══ AVAILABLE DATA

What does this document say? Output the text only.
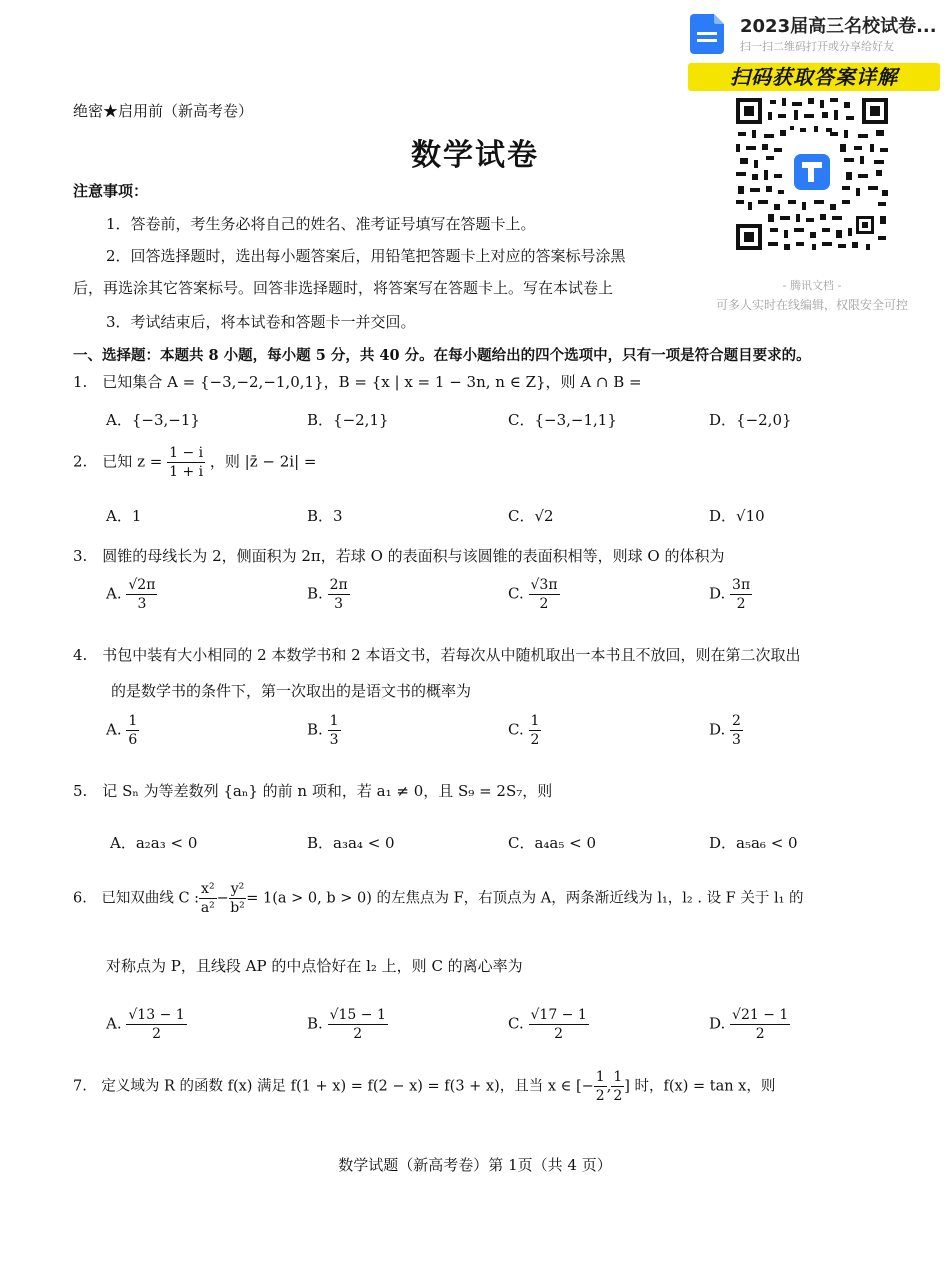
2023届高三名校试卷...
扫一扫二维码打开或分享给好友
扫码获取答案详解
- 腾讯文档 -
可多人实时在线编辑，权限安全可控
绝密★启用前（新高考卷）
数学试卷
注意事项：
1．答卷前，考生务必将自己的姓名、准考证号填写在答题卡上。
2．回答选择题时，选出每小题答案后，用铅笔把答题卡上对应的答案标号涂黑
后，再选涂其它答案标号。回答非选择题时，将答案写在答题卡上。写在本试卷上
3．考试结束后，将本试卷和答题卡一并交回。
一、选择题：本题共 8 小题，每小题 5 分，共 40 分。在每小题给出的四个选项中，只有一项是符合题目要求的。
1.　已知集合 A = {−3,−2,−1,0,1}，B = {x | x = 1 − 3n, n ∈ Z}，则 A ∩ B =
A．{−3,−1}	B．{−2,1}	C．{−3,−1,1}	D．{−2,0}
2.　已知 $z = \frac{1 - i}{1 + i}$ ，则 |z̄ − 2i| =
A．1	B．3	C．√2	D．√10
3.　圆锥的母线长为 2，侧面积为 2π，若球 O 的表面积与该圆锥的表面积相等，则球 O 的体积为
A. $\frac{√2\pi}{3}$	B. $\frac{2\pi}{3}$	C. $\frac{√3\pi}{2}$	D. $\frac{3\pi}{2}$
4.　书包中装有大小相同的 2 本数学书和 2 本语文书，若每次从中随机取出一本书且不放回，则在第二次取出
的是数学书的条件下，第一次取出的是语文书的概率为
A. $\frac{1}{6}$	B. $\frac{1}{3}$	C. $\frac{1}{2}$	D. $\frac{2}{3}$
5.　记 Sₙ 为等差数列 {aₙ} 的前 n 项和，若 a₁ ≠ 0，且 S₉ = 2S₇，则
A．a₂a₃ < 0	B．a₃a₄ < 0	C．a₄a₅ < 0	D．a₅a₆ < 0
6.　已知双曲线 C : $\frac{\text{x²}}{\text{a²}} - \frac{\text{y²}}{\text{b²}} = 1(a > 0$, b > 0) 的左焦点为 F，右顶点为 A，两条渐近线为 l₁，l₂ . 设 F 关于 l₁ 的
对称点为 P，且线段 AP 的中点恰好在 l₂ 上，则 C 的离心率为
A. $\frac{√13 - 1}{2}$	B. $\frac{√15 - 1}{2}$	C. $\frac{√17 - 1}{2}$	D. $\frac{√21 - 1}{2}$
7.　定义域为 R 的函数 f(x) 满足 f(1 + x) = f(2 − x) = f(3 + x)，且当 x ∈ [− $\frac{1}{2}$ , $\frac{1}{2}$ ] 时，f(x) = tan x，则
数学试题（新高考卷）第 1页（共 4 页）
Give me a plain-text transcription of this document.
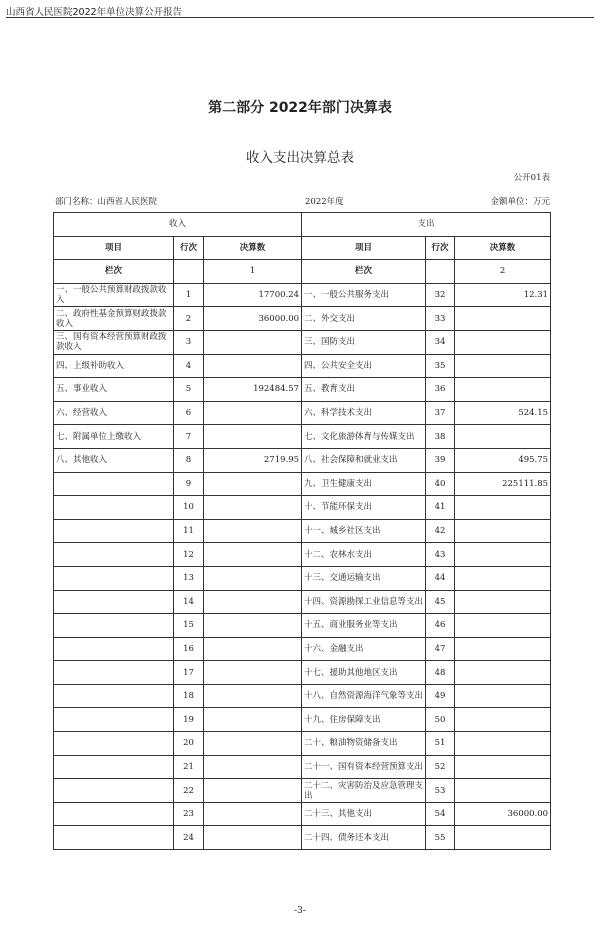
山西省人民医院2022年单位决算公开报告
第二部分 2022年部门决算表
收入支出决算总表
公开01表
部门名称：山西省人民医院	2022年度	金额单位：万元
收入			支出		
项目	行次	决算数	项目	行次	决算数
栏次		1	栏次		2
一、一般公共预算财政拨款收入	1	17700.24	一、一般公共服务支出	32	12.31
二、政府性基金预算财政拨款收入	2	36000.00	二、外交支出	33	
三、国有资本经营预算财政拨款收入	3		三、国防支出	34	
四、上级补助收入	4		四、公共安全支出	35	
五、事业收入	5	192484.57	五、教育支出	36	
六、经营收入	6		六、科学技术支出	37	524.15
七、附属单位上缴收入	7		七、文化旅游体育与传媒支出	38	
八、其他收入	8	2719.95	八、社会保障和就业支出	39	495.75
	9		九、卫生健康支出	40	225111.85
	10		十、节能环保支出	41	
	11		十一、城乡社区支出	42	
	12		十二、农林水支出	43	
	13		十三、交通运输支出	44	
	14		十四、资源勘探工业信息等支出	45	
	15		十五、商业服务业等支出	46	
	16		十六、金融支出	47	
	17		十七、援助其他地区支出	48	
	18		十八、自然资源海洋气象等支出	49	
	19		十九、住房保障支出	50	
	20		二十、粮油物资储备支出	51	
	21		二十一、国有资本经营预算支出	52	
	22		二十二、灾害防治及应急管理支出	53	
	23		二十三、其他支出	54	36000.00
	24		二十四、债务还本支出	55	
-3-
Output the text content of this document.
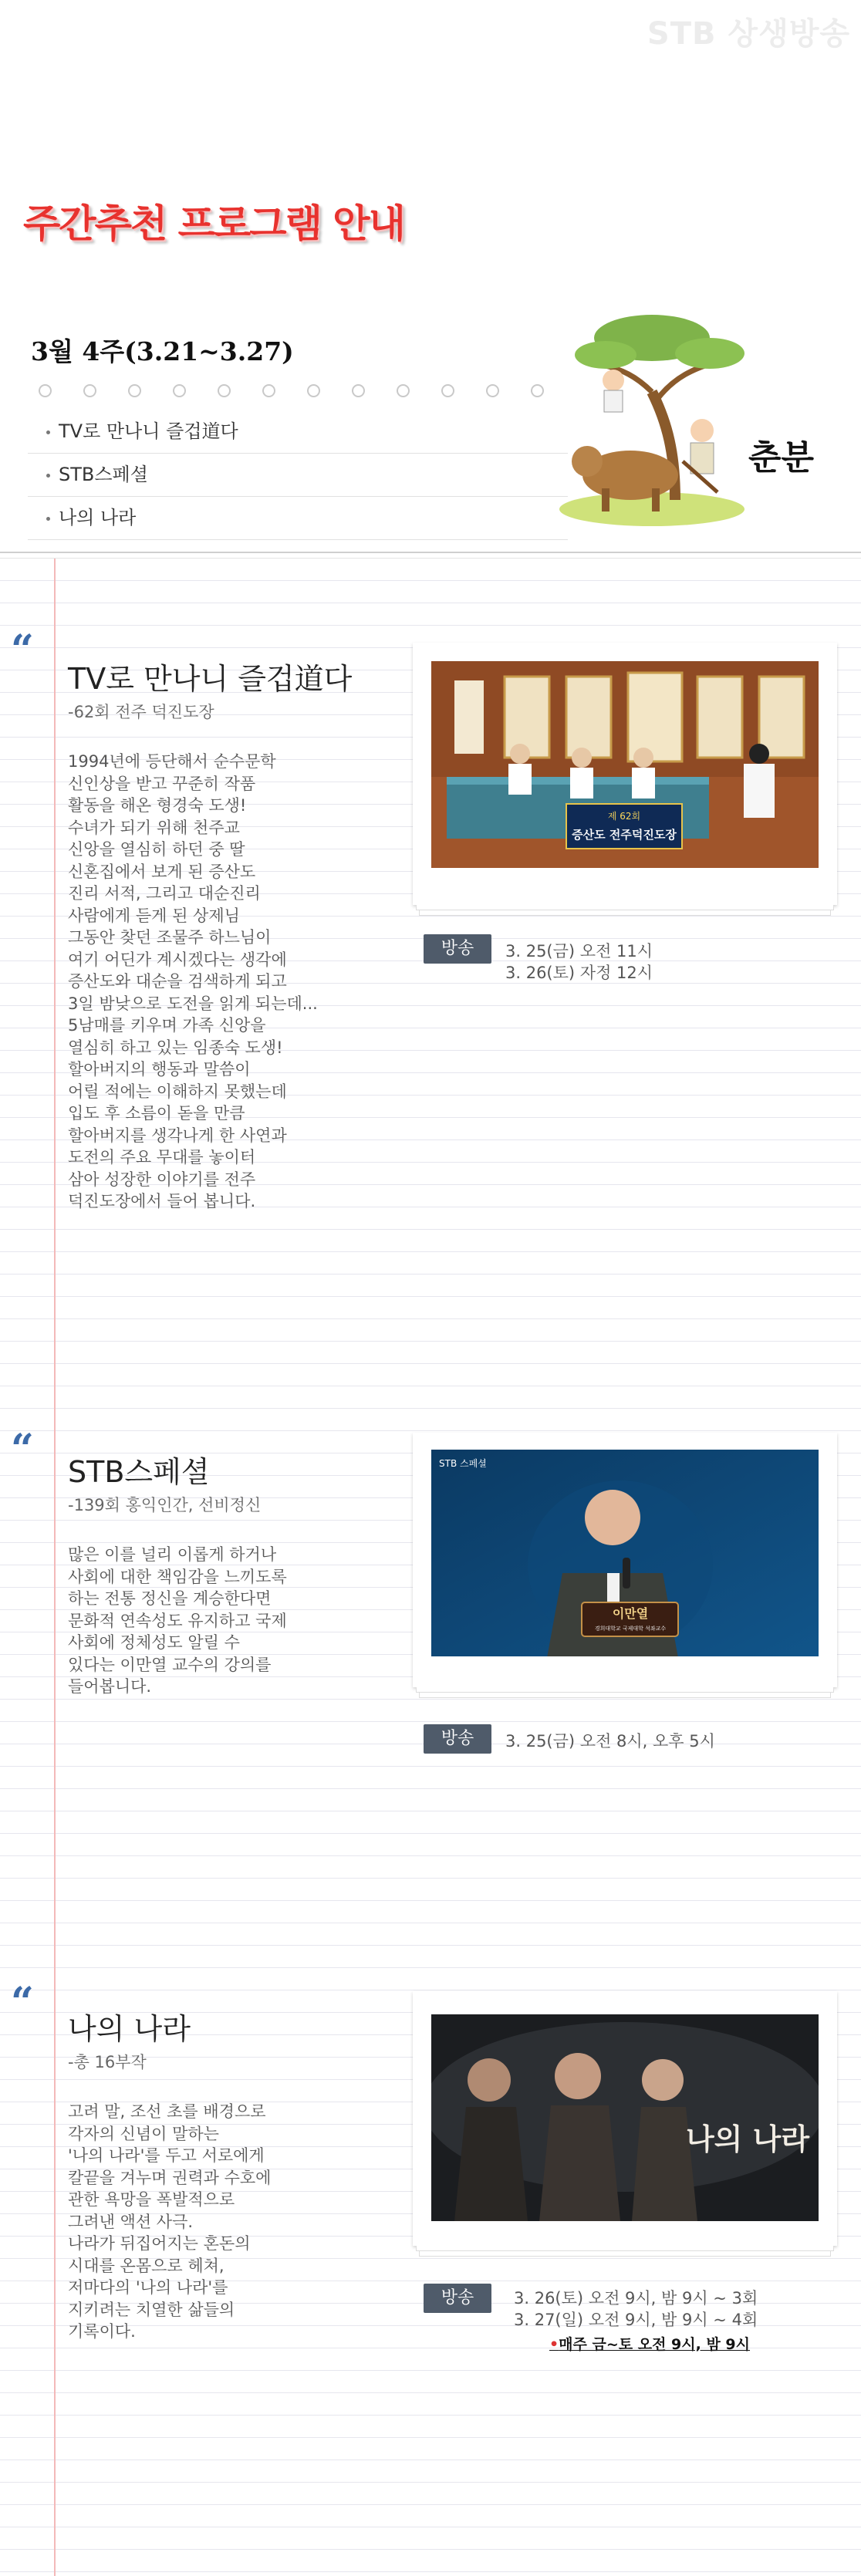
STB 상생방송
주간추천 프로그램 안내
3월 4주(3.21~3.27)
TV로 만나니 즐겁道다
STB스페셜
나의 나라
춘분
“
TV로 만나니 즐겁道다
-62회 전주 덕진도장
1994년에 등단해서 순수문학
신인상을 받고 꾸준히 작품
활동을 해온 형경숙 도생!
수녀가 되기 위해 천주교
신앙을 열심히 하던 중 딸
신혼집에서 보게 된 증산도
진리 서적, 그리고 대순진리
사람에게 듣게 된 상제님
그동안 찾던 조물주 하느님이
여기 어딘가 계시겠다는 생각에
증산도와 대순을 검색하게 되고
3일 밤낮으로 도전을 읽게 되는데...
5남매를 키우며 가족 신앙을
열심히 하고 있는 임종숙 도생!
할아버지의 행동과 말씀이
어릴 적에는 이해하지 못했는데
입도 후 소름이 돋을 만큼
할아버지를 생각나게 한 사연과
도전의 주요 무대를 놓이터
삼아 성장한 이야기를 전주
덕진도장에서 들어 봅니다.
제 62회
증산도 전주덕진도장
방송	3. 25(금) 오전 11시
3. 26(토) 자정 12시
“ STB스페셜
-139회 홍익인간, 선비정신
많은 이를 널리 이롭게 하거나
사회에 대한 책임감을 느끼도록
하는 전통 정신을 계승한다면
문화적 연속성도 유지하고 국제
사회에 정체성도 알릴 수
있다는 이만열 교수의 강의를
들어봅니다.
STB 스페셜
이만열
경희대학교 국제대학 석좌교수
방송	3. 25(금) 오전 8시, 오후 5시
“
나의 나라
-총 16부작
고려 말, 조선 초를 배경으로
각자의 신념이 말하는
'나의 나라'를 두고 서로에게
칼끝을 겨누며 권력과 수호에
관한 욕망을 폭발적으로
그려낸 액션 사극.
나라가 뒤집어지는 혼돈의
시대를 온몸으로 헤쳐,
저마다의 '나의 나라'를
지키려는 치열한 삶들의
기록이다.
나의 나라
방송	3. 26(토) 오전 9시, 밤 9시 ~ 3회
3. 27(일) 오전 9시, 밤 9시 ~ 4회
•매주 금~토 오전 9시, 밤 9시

════

| SHORT TASK |
Without including any picture, repeat the data exactly.

| RESULT |
What does this document say? Output the text only.
2023届高三名校试卷...
扫一扫二维码打开或分享给好友
扫码获取答案详解
- 腾讯文档 -
可多人实时在线编辑，权限安全可控
绝密★启用前（新高考卷）
数学试卷
注意事项：
1．答卷前，考生务必将自己的姓名、准考证号填写在答题卡上。
2．回答选择题时，选出每小题答案后，用铅笔把答题卡上对应的答案标号涂黑
后，再选涂其它答案标号。回答非选择题时，将答案写在答题卡上。写在本试卷上
3．考试结束后，将本试卷和答题卡一并交回。
一、选择题：本题共 8 小题，每小题 5 分，共 40 分。在每小题给出的四个选项中，只有一项是符合题目要求的。
1.　已知集合 A = {−3,−2,−1,0,1}，B = {x | x = 1 − 3n, n ∈ Z}，则 A ∩ B =
A．{−3,−1}	B．{−2,1}	C．{−3,−1,1}	D．{−2,0}
2.　已知 $z = \frac{1 - i}{1 + i}$ ，则 |z̄ − 2i| =
A．1	B．3	C．√2	D．√10
3.　圆锥的母线长为 2，侧面积为 2π，若球 O 的表面积与该圆锥的表面积相等，则球 O 的体积为
A. $\frac{√2\pi}{3}$	B. $\frac{2\pi}{3}$	C. $\frac{√3\pi}{2}$	D. $\frac{3\pi}{2}$
4.　书包中装有大小相同的 2 本数学书和 2 本语文书，若每次从中随机取出一本书且不放回，则在第二次取出
的是数学书的条件下，第一次取出的是语文书的概率为
A. $\frac{1}{6}$	B. $\frac{1}{3}$	C. $\frac{1}{2}$	D. $\frac{2}{3}$
5.　记 Sₙ 为等差数列 {aₙ} 的前 n 项和，若 a₁ ≠ 0，且 S₉ = 2S₇，则
A．a₂a₃ < 0	B．a₃a₄ < 0	C．a₄a₅ < 0	D．a₅a₆ < 0
6.　已知双曲线 C : $\frac{\text{x²}}{\text{a²}} - \frac{\text{y²}}{\text{b²}} = 1(a > 0$, b > 0) 的左焦点为 F，右顶点为 A，两条渐近线为 l₁，l₂ . 设 F 关于 l₁ 的
对称点为 P，且线段 AP 的中点恰好在 l₂ 上，则 C 的离心率为
A. $\frac{√13 - 1}{2}$	B. $\frac{√15 - 1}{2}$	C. $\frac{√17 - 1}{2}$	D. $\frac{√21 - 1}{2}$
7.　定义域为 R 的函数 f(x) 满足 f(1 + x) = f(2 − x) = f(3 + x)，且当 x ∈ [− $\frac{1}{2}$ , $\frac{1}{2}$ ] 时，f(x) = tan x，则
数学试题（新高考卷）第 1页（共 4 页）
Give me a plain-text transcription of this document.
山西省人民医院2022年单位决算公开报告
第二部分 2022年部门决算表
收入支出决算总表
公开01表
部门名称：山西省人民医院	2022年度	金额单位：万元
收入			支出		
项目	行次	决算数	项目	行次	决算数
栏次		1	栏次		2
一、一般公共预算财政拨款收入	1	17700.24	一、一般公共服务支出	32	12.31
二、政府性基金预算财政拨款收入	2	36000.00	二、外交支出	33	
三、国有资本经营预算财政拨款收入	3		三、国防支出	34	
四、上级补助收入	4		四、公共安全支出	35	
五、事业收入	5	192484.57	五、教育支出	36	
六、经营收入	6		六、科学技术支出	37	524.15
七、附属单位上缴收入	7		七、文化旅游体育与传媒支出	38	
八、其他收入	8	2719.95	八、社会保障和就业支出	39	495.75
	9		九、卫生健康支出	40	225111.85
	10		十、节能环保支出	41	
	11		十一、城乡社区支出	42	
	12		十二、农林水支出	43	
	13		十三、交通运输支出	44	
	14		十四、资源勘探工业信息等支出	45	
	15		十五、商业服务业等支出	46	
	16		十六、金融支出	47	
	17		十七、援助其他地区支出	48	
	18		十八、自然资源海洋气象等支出	49	
	19		十九、住房保障支出	50	
	20		二十、粮油物资储备支出	51	
	21		二十一、国有资本经营预算支出	52	
	22		二十二、灾害防治及应急管理支出	53	
	23		二十三、其他支出	54	36000.00
	24		二十四、债务还本支出	55	
-3-
Output the text content of this document.
STB 상생방송
주간추천 프로그램 안내
3월 4주(3.21~3.27)
TV로 만나니 즐겁道다
STB스페셜
나의 나라
춘분
“
TV로 만나니 즐겁道다
-62회 전주 덕진도장
1994년에 등단해서 순수문학
신인상을 받고 꾸준히 작품
활동을 해온 형경숙 도생!
수녀가 되기 위해 천주교
신앙을 열심히 하던 중 딸
신혼집에서 보게 된 증산도
진리 서적, 그리고 대순진리
사람에게 듣게 된 상제님
그동안 찾던 조물주 하느님이
여기 어딘가 계시겠다는 생각에
증산도와 대순을 검색하게 되고
3일 밤낮으로 도전을 읽게 되는데...
5남매를 키우며 가족 신앙을
열심히 하고 있는 임종숙 도생!
할아버지의 행동과 말씀이
어릴 적에는 이해하지 못했는데
입도 후 소름이 돋을 만큼
할아버지를 생각나게 한 사연과
도전의 주요 무대를 놓이터
삼아 성장한 이야기를 전주
덕진도장에서 들어 봅니다.
제 62회
증산도 전주덕진도장
방송	3. 25(금) 오전 11시
3. 26(토) 자정 12시
“ STB스페셜
-139회 홍익인간, 선비정신
많은 이를 널리 이롭게 하거나
사회에 대한 책임감을 느끼도록
하는 전통 정신을 계승한다면
문화적 연속성도 유지하고 국제
사회에 정체성도 알릴 수
있다는 이만열 교수의 강의를
들어봅니다.
STB 스페셜
이만열
경희대학교 국제대학 석좌교수
방송	3. 25(금) 오전 8시, 오후 5시
“
나의 나라
-총 16부작
고려 말, 조선 초를 배경으로
각자의 신념이 말하는
'나의 나라'를 두고 서로에게
칼끝을 겨누며 권력과 수호에
관한 욕망을 폭발적으로
그려낸 액션 사극.
나라가 뒤집어지는 혼돈의
시대를 온몸으로 헤쳐,
저마다의 '나의 나라'를
지키려는 치열한 삶들의
기록이다.
나의 나라
방송	3. 26(토) 오전 9시, 밤 9시 ~ 3회
3. 27(일) 오전 9시, 밤 9시 ~ 4회
•매주 금~토 오전 9시, 밤 9시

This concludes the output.